(Element position data)
** BEGIN **
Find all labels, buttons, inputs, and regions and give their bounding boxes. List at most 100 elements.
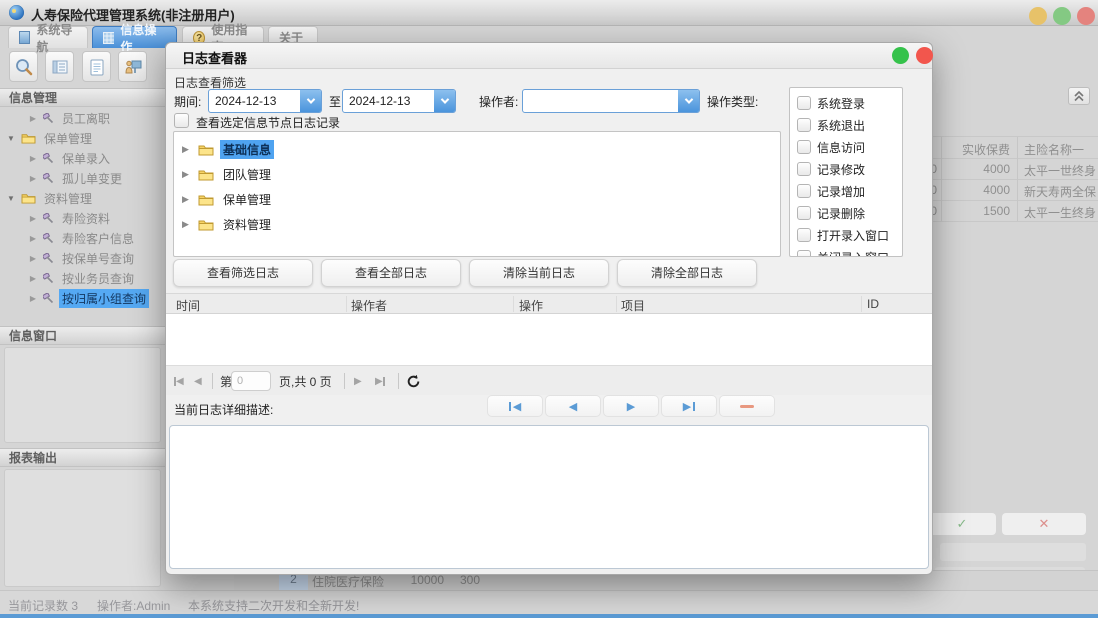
view-all-log-button[interactable]: 查看全部日志 bbox=[321, 259, 461, 287]
checkbox[interactable] bbox=[797, 96, 811, 110]
sidebar-section-info-window[interactable]: 信息窗口 bbox=[0, 326, 165, 345]
log-viewer-button[interactable] bbox=[9, 51, 38, 82]
maximize-button[interactable] bbox=[1053, 7, 1071, 25]
previous-page-button[interactable]: ◀ bbox=[194, 366, 202, 396]
sidebar-item-life-customer-info[interactable]: ▶ 寿险客户信息 bbox=[0, 228, 165, 248]
expand-arrow-icon[interactable]: ▶ bbox=[28, 254, 38, 263]
tree-node-basic-info[interactable]: ▶ 基础信息 bbox=[182, 137, 780, 162]
chevron-down-icon[interactable] bbox=[300, 90, 321, 112]
dialog-titlebar[interactable]: 日志查看器 bbox=[166, 43, 932, 69]
detail-first-button[interactable]: ◀ bbox=[487, 395, 543, 417]
sidebar-item-policy-entry[interactable]: ▶ 保单录入 bbox=[0, 148, 165, 168]
sidebar-item-query-by-group[interactable]: ▶ 按归属小组查询 bbox=[0, 288, 165, 308]
detail-next-button[interactable]: ▶ bbox=[603, 395, 659, 417]
type-option-record-delete[interactable]: 记录删除 bbox=[797, 202, 902, 224]
col-project[interactable]: 项目 bbox=[621, 297, 645, 314]
chevron-down-icon[interactable] bbox=[434, 90, 455, 112]
sidebar-item-life-data[interactable]: ▶ 寿险资料 bbox=[0, 208, 165, 228]
detail-previous-button[interactable]: ◀ bbox=[545, 395, 601, 417]
folder-icon bbox=[21, 192, 36, 204]
tree-node-data-management[interactable]: ▶ 资料管理 bbox=[182, 212, 780, 237]
type-option-system-login[interactable]: 系统登录 bbox=[797, 92, 902, 114]
log-node-tree[interactable]: ▶ 基础信息 ▶ 团队管理 ▶ 保单管理 ▶ 资料管理 bbox=[173, 131, 781, 257]
date-from-select[interactable]: 2024-12-13 bbox=[208, 89, 322, 113]
type-option-close-entry-window[interactable]: 关闭录入窗口 bbox=[797, 246, 902, 257]
expand-arrow-icon[interactable]: ▶ bbox=[28, 114, 38, 123]
checkbox[interactable] bbox=[797, 184, 811, 198]
tool-icon bbox=[43, 113, 54, 124]
clear-all-log-button[interactable]: 清除全部日志 bbox=[617, 259, 757, 287]
expand-arrow-icon[interactable]: ▶ bbox=[182, 219, 192, 230]
sidebar-item-orphan-policy-change[interactable]: ▶ 孤儿单变更 bbox=[0, 168, 165, 188]
checkbox[interactable] bbox=[797, 162, 811, 176]
expand-arrow-icon[interactable]: ▶ bbox=[182, 169, 192, 180]
expand-arrow-icon[interactable]: ▶ bbox=[28, 214, 38, 223]
data-list-button[interactable] bbox=[45, 51, 74, 82]
refresh-button[interactable] bbox=[406, 366, 421, 396]
sidebar-item-employee-leave[interactable]: ▶ 员工离职 bbox=[0, 108, 165, 128]
type-option-open-entry-window[interactable]: 打开录入窗口 bbox=[797, 224, 902, 246]
checkbox[interactable] bbox=[797, 228, 811, 242]
cell-main-policy: 太平一世终身 bbox=[1024, 162, 1098, 179]
sidebar-section-info-management[interactable]: 信息管理 bbox=[0, 88, 165, 107]
expand-arrow-icon[interactable]: ▶ bbox=[28, 274, 38, 283]
minimize-button[interactable] bbox=[1029, 7, 1047, 25]
tree-node-team-management[interactable]: ▶ 团队管理 bbox=[182, 162, 780, 187]
sidebar-section-report-output[interactable]: 报表输出 bbox=[0, 448, 165, 467]
sidebar-folder-data-management[interactable]: ▼ 资料管理 bbox=[0, 188, 165, 208]
agent-board-button[interactable] bbox=[118, 51, 147, 82]
page-number-input[interactable] bbox=[231, 371, 271, 391]
type-option-info-access[interactable]: 信息访问 bbox=[797, 136, 902, 158]
close-button[interactable] bbox=[1077, 7, 1095, 25]
expand-arrow-icon[interactable]: ▶ bbox=[182, 194, 192, 205]
tab-system-nav[interactable]: 系统导航 bbox=[8, 26, 88, 48]
expand-arrow-icon[interactable]: ▶ bbox=[182, 144, 192, 155]
expand-arrow-icon[interactable]: ▶ bbox=[28, 294, 38, 303]
type-option-record-add[interactable]: 记录增加 bbox=[797, 180, 902, 202]
tab-info-operation[interactable]: 信息操作 bbox=[92, 26, 177, 48]
first-page-button[interactable]: ◀ bbox=[174, 366, 184, 396]
type-option-record-modify[interactable]: 记录修改 bbox=[797, 158, 902, 180]
checkbox[interactable] bbox=[797, 250, 811, 257]
col-operator[interactable]: 操作者 bbox=[351, 297, 387, 314]
date-to-select[interactable]: 2024-12-13 bbox=[342, 89, 456, 113]
document-button[interactable] bbox=[82, 51, 111, 82]
view-filtered-log-button[interactable]: 查看筛选日志 bbox=[173, 259, 313, 287]
log-table-body[interactable] bbox=[166, 314, 932, 365]
collapse-arrow-icon[interactable]: ▼ bbox=[6, 194, 16, 203]
col-time[interactable]: 时间 bbox=[176, 297, 200, 314]
checkbox[interactable] bbox=[797, 140, 811, 154]
node-filter-label: 查看选定信息节点日志记录 bbox=[196, 114, 340, 131]
expand-arrow-icon[interactable]: ▶ bbox=[28, 154, 38, 163]
confirm-button[interactable]: ✓ bbox=[928, 513, 996, 535]
last-page-button[interactable]: ▶ bbox=[375, 366, 385, 396]
cancel-button[interactable]: ✕ bbox=[1002, 513, 1086, 535]
clear-current-log-button[interactable]: 清除当前日志 bbox=[469, 259, 609, 287]
tree-node-policy-management[interactable]: ▶ 保单管理 bbox=[182, 187, 780, 212]
dialog-minimize-button[interactable] bbox=[892, 47, 909, 64]
node-filter-checkbox[interactable] bbox=[174, 113, 189, 128]
col-id[interactable]: ID bbox=[867, 297, 879, 311]
detail-remove-button[interactable] bbox=[719, 395, 775, 417]
operation-type-list[interactable]: 系统登录 系统退出 信息访问 记录修改 记录增加 记录删除 打开录入窗口 关闭录… bbox=[789, 87, 903, 257]
expand-arrow-icon[interactable]: ▶ bbox=[28, 234, 38, 243]
cell-main-policy: 新天寿两全保 bbox=[1024, 183, 1098, 200]
sidebar-item-query-by-policy-no[interactable]: ▶ 按保单号查询 bbox=[0, 248, 165, 268]
collapse-arrow-icon[interactable]: ▼ bbox=[6, 134, 16, 143]
sidebar-folder-policy-management[interactable]: ▼ 保单管理 bbox=[0, 128, 165, 148]
checkbox[interactable] bbox=[797, 118, 811, 132]
expand-arrow-icon[interactable]: ▶ bbox=[28, 174, 38, 183]
grid-icon bbox=[103, 32, 114, 44]
next-page-button[interactable]: ▶ bbox=[354, 366, 362, 396]
type-option-system-logout[interactable]: 系统退出 bbox=[797, 114, 902, 136]
detail-last-button[interactable]: ▶ bbox=[661, 395, 717, 417]
log-description-area[interactable] bbox=[169, 425, 929, 569]
status-bar: 当前记录数 3 操作者:Admin 本系统支持二次开发和全新开发! bbox=[0, 590, 1098, 614]
collapse-panel-button[interactable] bbox=[1068, 87, 1090, 105]
dialog-close-button[interactable] bbox=[916, 47, 933, 64]
chevron-down-icon[interactable] bbox=[678, 90, 699, 112]
col-operation[interactable]: 操作 bbox=[519, 297, 543, 314]
operator-select[interactable] bbox=[522, 89, 700, 113]
sidebar-item-query-by-agent[interactable]: ▶ 按业务员查询 bbox=[0, 268, 165, 288]
checkbox[interactable] bbox=[797, 206, 811, 220]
** END **
### [Task to carry out]
Rewrite the lines from the one containing "259, 461, 287]" through the one containing "sidebar-item-life-data[interactable]: ▶ 寿险资料", putting "dropdown-arrow-icon" wherever "chevron-down-icon" appears and keeping everything else the same. Return only those lines.

### [Full output]
view-all-log-button[interactable]: 查看全部日志 bbox=[321, 259, 461, 287]
checkbox[interactable] bbox=[797, 96, 811, 110]
sidebar-section-info-window[interactable]: 信息窗口 bbox=[0, 326, 165, 345]
log-viewer-button[interactable] bbox=[9, 51, 38, 82]
maximize-button[interactable] bbox=[1053, 7, 1071, 25]
previous-page-button[interactable]: ◀ bbox=[194, 366, 202, 396]
sidebar-item-life-customer-info[interactable]: ▶ 寿险客户信息 bbox=[0, 228, 165, 248]
expand-arrow-icon[interactable]: ▶ bbox=[28, 254, 38, 263]
tree-node-basic-info[interactable]: ▶ 基础信息 bbox=[182, 137, 780, 162]
dropdown-arrow-icon[interactable] bbox=[300, 90, 321, 112]
dialog-titlebar[interactable]: 日志查看器 bbox=[166, 43, 932, 69]
detail-first-button[interactable]: ◀ bbox=[487, 395, 543, 417]
sidebar-item-policy-entry[interactable]: ▶ 保单录入 bbox=[0, 148, 165, 168]
sidebar-item-query-by-group[interactable]: ▶ 按归属小组查询 bbox=[0, 288, 165, 308]
detail-next-button[interactable]: ▶ bbox=[603, 395, 659, 417]
type-option-record-delete[interactable]: 记录删除 bbox=[797, 202, 902, 224]
col-project[interactable]: 项目 bbox=[621, 297, 645, 314]
dropdown-arrow-icon[interactable] bbox=[434, 90, 455, 112]
sidebar-item-life-data[interactable]: ▶ 寿险资料 bbox=[0, 208, 165, 228]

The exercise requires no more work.